# [PROBLEM]
Work out how many lines include "current" and answer with that number only.

# [INPUT FOR THIS TASK]
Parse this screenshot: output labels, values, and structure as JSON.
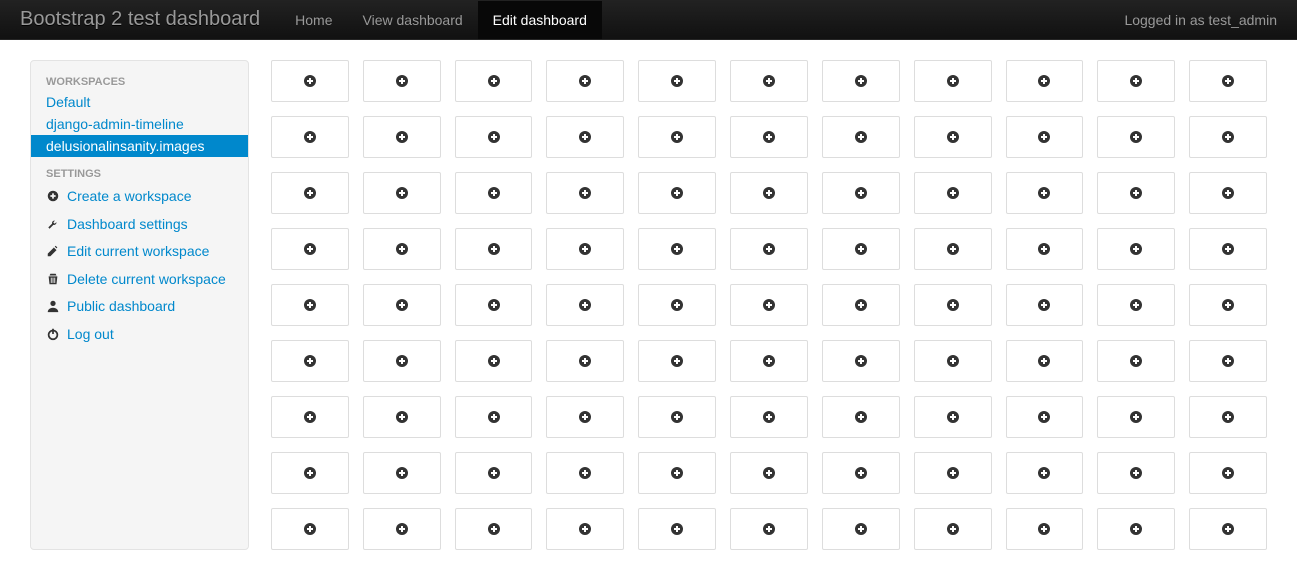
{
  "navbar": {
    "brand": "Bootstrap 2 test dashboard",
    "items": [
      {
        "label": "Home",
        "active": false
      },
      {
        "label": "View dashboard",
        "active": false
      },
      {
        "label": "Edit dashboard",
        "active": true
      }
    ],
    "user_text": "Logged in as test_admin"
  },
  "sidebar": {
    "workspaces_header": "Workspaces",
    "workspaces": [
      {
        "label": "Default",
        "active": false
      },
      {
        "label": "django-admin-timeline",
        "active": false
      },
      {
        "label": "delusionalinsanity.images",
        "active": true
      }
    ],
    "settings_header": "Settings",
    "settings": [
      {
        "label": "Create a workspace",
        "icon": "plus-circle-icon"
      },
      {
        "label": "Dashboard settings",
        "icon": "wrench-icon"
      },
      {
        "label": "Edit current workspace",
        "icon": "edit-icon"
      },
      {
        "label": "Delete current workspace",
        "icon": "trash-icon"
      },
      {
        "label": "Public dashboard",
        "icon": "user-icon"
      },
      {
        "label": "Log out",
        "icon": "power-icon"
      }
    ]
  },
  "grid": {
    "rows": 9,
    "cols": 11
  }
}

# [RESULT BELOW]
2